#### TASK INSTRUCTIONS
Copy each line exactly. Drop every picture.

#### SUPPLIED MATERIAL
|---|

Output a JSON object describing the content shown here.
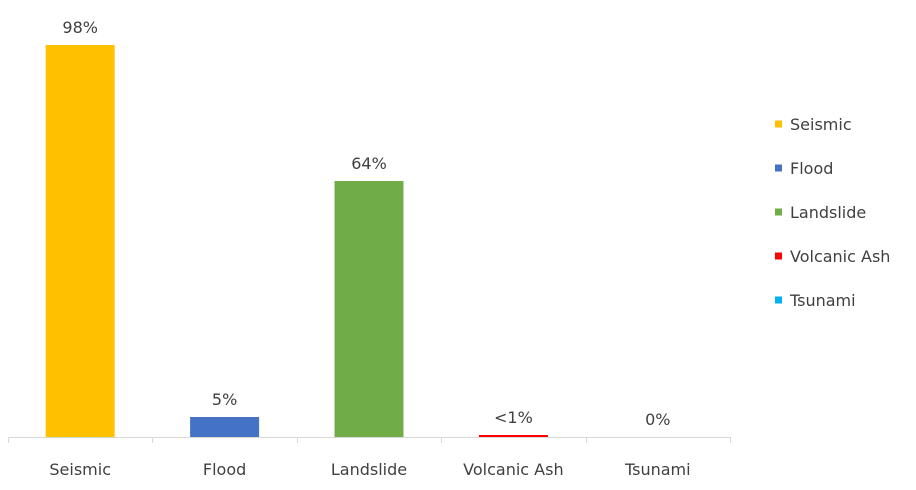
{
  "chart_data": {
    "type": "bar",
    "categories": [
      "Seismic",
      "Flood",
      "Landslide",
      "Volcanic Ash",
      "Tsunami"
    ],
    "values": [
      98,
      5,
      64,
      0.5,
      0
    ],
    "data_labels": [
      "98%",
      "5%",
      "64%",
      "<1%",
      "0%"
    ],
    "colors": [
      "#FFC000",
      "#4472C4",
      "#70AD47",
      "#FF0000",
      "#00B0F0"
    ],
    "legend": {
      "position": "right",
      "entries": [
        "Seismic",
        "Flood",
        "Landslide",
        "Volcanic Ash",
        "Tsunami"
      ]
    },
    "ylim": [
      0,
      100
    ],
    "grid": false,
    "y_axis_visible": false
  }
}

|---|

#### TASK RESPONSE
Output a JSON object describing the content shown here.
{
  "chart_data": {
    "type": "bar",
    "categories": [
      "Seismic",
      "Flood",
      "Landslide",
      "Volcanic Ash",
      "Tsunami"
    ],
    "values": [
      98,
      5,
      64,
      0.5,
      0
    ],
    "data_labels": [
      "98%",
      "5%",
      "64%",
      "<1%",
      "0%"
    ],
    "colors": [
      "#FFC000",
      "#4472C4",
      "#70AD47",
      "#FF0000",
      "#00B0F0"
    ],
    "legend": {
      "position": "right",
      "entries": [
        "Seismic",
        "Flood",
        "Landslide",
        "Volcanic Ash",
        "Tsunami"
      ]
    },
    "ylim": [
      0,
      100
    ],
    "grid": false,
    "y_axis_visible": false
  }
}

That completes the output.